## EXERCISE DETAILS:
Copy every line of the data that includes the string "dans".

--- INPUT DATA ---

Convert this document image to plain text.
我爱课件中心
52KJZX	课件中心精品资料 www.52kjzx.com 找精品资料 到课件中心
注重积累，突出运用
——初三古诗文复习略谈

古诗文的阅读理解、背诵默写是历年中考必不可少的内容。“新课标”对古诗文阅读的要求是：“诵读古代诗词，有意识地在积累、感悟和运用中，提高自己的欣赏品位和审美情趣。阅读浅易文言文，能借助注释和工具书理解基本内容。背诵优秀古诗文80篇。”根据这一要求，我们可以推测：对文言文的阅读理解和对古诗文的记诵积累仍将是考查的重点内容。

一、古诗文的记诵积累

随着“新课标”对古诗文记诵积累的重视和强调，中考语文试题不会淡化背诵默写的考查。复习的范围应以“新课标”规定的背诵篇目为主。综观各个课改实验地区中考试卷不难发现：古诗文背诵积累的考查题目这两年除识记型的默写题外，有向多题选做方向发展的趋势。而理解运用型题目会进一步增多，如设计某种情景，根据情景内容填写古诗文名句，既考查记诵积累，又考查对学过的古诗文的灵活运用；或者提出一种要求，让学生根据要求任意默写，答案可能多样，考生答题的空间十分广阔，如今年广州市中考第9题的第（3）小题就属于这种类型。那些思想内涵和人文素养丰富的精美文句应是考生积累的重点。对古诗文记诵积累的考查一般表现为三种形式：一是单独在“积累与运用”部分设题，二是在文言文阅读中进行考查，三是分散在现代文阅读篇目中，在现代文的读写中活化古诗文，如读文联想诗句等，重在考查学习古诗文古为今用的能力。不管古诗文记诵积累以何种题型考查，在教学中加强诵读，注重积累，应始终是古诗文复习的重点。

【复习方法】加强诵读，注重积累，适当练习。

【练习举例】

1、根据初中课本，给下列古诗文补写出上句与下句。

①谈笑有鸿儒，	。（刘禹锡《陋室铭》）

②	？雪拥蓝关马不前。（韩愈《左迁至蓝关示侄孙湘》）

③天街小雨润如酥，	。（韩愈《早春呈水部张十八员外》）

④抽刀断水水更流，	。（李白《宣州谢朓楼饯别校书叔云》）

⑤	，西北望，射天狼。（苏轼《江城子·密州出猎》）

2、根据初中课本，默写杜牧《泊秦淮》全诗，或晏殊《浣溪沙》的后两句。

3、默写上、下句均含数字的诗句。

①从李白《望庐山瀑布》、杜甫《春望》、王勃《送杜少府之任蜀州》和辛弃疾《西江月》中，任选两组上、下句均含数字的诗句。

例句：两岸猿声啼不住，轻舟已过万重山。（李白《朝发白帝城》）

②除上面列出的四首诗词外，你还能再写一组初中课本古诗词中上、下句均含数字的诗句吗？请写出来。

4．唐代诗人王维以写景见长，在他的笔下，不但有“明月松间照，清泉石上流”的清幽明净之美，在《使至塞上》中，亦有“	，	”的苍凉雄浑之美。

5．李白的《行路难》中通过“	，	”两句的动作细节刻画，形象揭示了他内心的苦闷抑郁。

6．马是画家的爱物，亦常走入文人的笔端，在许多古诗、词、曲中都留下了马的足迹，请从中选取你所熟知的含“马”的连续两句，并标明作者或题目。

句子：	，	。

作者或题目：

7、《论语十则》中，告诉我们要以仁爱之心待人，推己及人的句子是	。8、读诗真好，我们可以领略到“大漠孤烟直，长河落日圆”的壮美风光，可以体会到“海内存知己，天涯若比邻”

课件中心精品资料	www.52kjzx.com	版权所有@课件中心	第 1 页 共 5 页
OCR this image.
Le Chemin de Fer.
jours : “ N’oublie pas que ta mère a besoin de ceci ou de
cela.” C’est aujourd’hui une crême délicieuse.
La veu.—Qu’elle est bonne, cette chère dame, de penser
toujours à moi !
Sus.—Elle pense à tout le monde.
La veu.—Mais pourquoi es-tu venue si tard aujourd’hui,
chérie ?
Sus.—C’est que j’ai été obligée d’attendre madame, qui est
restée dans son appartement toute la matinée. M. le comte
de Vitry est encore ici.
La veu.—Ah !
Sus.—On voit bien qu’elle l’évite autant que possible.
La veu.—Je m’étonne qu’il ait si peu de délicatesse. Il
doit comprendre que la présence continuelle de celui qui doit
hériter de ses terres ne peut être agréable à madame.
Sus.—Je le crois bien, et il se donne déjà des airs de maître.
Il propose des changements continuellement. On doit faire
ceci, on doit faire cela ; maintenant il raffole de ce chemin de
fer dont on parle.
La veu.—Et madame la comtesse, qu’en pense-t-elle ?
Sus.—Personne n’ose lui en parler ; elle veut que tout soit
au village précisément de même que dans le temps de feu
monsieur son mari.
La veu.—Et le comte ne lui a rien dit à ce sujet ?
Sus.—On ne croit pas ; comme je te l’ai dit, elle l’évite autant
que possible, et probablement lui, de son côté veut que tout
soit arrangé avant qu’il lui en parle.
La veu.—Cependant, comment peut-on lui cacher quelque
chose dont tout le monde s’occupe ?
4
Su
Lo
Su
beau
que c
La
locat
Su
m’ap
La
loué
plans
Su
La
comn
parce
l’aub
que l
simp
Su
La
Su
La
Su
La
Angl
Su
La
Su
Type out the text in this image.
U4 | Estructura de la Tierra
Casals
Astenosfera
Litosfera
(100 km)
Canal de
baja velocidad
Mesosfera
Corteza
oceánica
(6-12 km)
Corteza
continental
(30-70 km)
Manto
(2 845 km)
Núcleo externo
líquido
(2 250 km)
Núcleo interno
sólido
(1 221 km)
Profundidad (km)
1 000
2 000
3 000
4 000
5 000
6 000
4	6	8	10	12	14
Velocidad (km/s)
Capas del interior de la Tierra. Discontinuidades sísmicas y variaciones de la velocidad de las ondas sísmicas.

---

## ANSWER FOR THIS EXERCISE:
restée dans son appartement toute la matinée. M. le comte
au village précisément de même que dans le temps de feu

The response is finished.